SELECTED EXCERPT:
++++++

# Mille Lacs Giant



## TopRaider15 (Mar 10, 2015)

What an absolute slob, this is what we all dream about.


----------



## K gonefishin (May 4, 2004)

Saw that linked up around the musky groups. Unreal fish wow sweet video too


----------



## meisty66 (Jul 14, 2015)

Definitely a monster.

Sent from my SM-G950U using Tapatalk


----------



## JPH (Oct 27, 2011)

As a Minnesota transplant who was raised on Mille Lacs, this is yet another example of how DNR mismanagement and Tribal/commercial practices completely destroyed one of the best walleye fisheries. The Bright side has been tan amazing Musky and Smallmouth Fishery has risen from the ashes. Unfortunately for resort owners the Minnesota culture is all about walleyes. While there is some adaptation to this amazing fishery, it is slow, way too slow! So as property values drop and resorts close, the Tribal government continue to buy properties for pennies on the dollars and another story of a resource on the ropes. 


Sent from my iPad using Tapatalk


----------



## fly_ohio (Oct 31, 2014)

Fish handling at its finest! Never go without bolt cutters.


----------



## Saugeyefisher (Jul 19, 2010)

Un freaking real boss! Is that a sciota headwater....
Thanks for sharing.....


----------



## crittergitter (Jun 9, 2005)

That's a fat, fat fish!! What a super tanker!!!! Great video!! Thanks for sharing that!!


----------



## Blackwater (Aug 14, 2019)

Holy cow what an incredible fish


----------



## TopRaider15 (Mar 10, 2015)

"As a Minnesota transplant who was raised on Mille Lacs, this is yet another example of how DNR mismanagement and Tribal/commercial practices completely destroyed one of the best walleye fisheries. The Bright side has been tan amazing Musky and Smallmouth Fishery has risen from the ashes. Unfortunately for resort owners the Minnesota culture is all about walleyes. While there is some adaptation to this amazing fishery, it is slow, way too slow! So as property values drop and resorts close, the Tribal government continue to buy properties for pennies on the dollars and another story of a resource on the ropes."

++++++

Records from a data source
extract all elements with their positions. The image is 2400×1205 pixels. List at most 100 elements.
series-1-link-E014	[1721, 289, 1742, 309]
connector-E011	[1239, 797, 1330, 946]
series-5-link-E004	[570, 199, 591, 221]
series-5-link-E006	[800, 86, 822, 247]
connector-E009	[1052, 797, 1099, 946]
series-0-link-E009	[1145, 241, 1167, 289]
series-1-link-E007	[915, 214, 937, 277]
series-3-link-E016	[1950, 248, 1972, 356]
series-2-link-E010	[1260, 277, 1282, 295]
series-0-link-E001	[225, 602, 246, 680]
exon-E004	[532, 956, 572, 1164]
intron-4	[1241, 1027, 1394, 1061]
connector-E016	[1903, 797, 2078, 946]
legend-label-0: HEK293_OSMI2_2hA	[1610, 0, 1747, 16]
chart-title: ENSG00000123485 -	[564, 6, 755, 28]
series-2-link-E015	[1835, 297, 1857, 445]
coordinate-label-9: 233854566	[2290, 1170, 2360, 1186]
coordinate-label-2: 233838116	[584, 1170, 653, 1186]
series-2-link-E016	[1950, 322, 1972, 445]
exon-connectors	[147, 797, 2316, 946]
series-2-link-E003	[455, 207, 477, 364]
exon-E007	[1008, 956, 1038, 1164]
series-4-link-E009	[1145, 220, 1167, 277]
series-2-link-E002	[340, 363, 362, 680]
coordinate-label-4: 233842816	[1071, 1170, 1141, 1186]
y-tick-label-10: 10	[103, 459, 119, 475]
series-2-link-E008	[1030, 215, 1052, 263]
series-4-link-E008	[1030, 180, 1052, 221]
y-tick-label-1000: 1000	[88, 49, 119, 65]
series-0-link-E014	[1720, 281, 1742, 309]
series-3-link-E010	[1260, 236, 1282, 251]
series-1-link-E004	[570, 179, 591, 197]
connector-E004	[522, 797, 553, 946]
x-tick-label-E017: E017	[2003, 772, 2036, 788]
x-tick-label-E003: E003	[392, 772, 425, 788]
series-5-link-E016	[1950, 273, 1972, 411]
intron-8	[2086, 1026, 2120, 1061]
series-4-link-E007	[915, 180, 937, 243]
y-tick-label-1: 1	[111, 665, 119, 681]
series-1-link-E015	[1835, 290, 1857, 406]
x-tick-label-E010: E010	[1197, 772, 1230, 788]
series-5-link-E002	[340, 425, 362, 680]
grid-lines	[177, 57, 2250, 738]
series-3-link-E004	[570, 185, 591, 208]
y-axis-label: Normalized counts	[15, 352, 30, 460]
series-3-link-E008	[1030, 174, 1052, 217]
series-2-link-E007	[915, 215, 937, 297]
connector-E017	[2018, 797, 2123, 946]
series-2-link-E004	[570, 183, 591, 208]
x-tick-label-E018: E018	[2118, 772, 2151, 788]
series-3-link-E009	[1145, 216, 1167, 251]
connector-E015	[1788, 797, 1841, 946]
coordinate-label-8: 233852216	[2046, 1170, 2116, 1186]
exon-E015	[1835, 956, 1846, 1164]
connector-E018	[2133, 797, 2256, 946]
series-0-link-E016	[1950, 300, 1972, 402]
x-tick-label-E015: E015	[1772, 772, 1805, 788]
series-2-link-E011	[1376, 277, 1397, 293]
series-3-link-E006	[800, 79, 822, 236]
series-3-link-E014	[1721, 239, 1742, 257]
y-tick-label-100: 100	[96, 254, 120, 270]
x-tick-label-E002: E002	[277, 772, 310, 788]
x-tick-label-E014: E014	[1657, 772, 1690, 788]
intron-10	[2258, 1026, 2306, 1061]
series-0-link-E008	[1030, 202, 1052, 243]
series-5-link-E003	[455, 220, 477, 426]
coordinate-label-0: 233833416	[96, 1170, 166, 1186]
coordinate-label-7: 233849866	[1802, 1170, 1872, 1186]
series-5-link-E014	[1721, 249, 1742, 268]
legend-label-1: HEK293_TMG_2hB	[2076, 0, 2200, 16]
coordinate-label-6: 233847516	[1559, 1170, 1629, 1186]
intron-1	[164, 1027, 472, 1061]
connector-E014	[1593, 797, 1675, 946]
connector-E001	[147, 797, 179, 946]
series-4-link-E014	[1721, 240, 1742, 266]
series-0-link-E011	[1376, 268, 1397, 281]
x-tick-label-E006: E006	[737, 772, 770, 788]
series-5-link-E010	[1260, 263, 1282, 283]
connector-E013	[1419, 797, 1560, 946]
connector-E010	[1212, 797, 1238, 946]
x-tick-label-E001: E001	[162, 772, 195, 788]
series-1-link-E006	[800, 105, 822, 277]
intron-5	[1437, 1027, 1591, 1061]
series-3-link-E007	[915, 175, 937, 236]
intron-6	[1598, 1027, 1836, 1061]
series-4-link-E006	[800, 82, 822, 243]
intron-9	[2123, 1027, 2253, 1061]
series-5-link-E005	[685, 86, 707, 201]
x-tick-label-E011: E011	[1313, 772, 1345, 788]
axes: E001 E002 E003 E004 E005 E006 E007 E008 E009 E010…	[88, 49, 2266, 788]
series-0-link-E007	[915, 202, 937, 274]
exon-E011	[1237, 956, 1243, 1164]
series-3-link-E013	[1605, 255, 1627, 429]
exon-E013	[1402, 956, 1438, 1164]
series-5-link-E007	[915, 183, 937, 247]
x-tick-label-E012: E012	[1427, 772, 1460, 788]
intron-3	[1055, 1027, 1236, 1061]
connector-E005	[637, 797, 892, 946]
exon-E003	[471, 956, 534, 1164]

++++++

TASKS TO CARRY OUT:
1. Using the Mille Lacs Giant thread, decide whether each statement below agrees with it, and support each yes or no with the deciding words of the thread. (a) The poster raised on Mille Lacs states that the Minnesota culture is all about walleyes. (b) One post advises never going without a net. (c) meisty66 describes the fish as definitely a monster.
2. Quote the passage of the Mille Lacs Giant thread starting with "Fish handling at" and going on through "Thanks for sharing.....".

SOLUTIONS FOR EACH TASK:
1.
(a) Yes: "Unfortunately for resort owners the Minnesota culture is all about walleyes."
(b) No: "Never go without bolt cutters."
(c) Yes: "Definitely a monster."

2.
Fish handling at its finest! Never go without bolt cutters.


----------



## Saugeyefisher (Jul 19, 2010)

Un freaking real boss! Is that a sciota headwater....
Thanks for sharing.....